- Work item
Return the full Linda Fraser profile below, unchanged and character for character.

Linda Fraser

Personal information
- Full name: Linda Mary Fraser
- Born: 30 October 1953 (age 72) Napier, New Zealand
- Batting: Right-handed
- Bowling: Left-arm medium
- Role: Bowler

International information
- National side: New Zealand (1982–1987);
- Test debut (cap 76): 6 July 1984 v England
- Last Test: 27 July 1984 v England
- ODI debut (cap 31): 12 January 1982 v International XI
- Last ODI: 19 January 1987 v Australia

Domestic team information
- 1978/79: Auckland
- 1979/80: Central Districts
- 1980/81–1984/85: Wellington
- 1985/86–1987/88: North Shore

Career statistics
| Competition | WTest | WODI | WFC | WLA |
| Matches | 3 | 13 | 34 | 30 |
| Runs scored | – | 31 | 433 | 68 |
| Batting average | – | 5.16 | 14.43 | 7.55 |
| 100s/50s | – | 0/0 | 0/0 | 0/0 |
| Top score | – | 8 | 49* | 18* |
| Balls bowled | 546 | 702 | 4,464 | 1,710 |
| Wickets | 4 | 12 | 101 | 33 |
| Bowling average | 52.50 | 24.50 | 16.89 | 19.69 |
| 5 wickets in innings | 0 | 0 | 7 | 0 |
| 10 wickets in match | 0 | 0 | 0 | 0 |
| Best bowling | 2/61 | 3/21 | 6/28 | 4/25 |
| Catches/stumpings | 0/– | 2/– | 5/– | 5/– |
- Source: CricketArchive, 2 August 2021

= Linda Fraser =

New Zealand cricketer (born 1953)

- Extracted data

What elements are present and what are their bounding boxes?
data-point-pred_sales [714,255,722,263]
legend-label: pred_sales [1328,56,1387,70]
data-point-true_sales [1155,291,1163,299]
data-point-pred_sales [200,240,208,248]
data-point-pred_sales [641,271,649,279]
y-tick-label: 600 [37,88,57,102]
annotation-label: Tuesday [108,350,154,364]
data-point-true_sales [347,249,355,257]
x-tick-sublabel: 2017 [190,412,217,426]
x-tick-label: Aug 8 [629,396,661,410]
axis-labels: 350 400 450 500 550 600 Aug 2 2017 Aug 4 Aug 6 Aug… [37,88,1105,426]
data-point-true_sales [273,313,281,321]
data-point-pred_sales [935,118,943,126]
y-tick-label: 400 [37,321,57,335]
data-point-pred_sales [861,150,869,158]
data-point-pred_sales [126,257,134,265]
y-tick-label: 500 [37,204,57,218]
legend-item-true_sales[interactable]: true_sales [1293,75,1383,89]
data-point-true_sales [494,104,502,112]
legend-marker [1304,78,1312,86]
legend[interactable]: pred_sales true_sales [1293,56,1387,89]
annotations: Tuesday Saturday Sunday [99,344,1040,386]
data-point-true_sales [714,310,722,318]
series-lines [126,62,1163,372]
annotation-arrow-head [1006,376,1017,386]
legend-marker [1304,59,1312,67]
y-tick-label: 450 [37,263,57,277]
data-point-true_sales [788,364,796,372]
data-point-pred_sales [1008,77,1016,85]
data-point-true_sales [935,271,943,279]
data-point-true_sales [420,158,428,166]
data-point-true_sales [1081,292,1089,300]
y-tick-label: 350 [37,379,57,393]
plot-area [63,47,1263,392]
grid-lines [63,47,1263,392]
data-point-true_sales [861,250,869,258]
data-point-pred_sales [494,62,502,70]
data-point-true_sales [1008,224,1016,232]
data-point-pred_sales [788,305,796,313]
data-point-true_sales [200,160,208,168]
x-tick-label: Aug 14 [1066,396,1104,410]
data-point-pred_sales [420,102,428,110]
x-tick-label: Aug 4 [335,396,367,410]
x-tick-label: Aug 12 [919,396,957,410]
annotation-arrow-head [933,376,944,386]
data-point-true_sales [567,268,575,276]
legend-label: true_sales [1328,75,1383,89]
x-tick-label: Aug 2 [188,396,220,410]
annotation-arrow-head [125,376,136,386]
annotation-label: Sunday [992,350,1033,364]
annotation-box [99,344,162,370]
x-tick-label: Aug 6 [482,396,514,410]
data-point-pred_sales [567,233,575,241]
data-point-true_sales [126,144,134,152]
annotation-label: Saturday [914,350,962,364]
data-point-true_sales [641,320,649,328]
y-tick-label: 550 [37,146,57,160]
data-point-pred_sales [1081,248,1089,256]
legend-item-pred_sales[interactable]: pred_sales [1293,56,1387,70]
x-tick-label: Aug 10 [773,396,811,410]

- Solution to the exercise
Linda Fraser

Personal information
- Full name: Linda Mary Fraser
- Born: 30 October 1953 (age 72) Napier, New Zealand
- Batting: Right-handed
- Bowling: Left-arm medium
- Role: Bowler

International information
- National side: New Zealand (1982–1987);
- Test debut (cap 76): 6 July 1984 v England
- Last Test: 27 July 1984 v England
- ODI debut (cap 31): 12 January 1982 v International XI
- Last ODI: 19 January 1987 v Australia

Domestic team information
- 1978/79: Auckland
- 1979/80: Central Districts
- 1980/81–1984/85: Wellington
- 1985/86–1987/88: North Shore

Career statistics
| Competition | WTest | WODI | WFC | WLA |
| Matches | 3 | 13 | 34 | 30 |
| Runs scored | – | 31 | 433 | 68 |
| Batting average | – | 5.16 | 14.43 | 7.55 |
| 100s/50s | – | 0/0 | 0/0 | 0/0 |
| Top score | – | 8 | 49* | 18* |
| Balls bowled | 546 | 702 | 4,464 | 1,710 |
| Wickets | 4 | 12 | 101 | 33 |
| Bowling average | 52.50 | 24.50 | 16.89 | 19.69 |
| 5 wickets in innings | 0 | 0 | 7 | 0 |
| 10 wickets in match | 0 | 0 | 0 | 0 |
| Best bowling | 2/61 | 3/21 | 6/28 | 4/25 |
| Catches/stumpings | 0/– | 2/– | 5/– | 5/– |
- Source: CricketArchive, 2 August 2021

= Linda Fraser =

New Zealand cricketer (born 1953)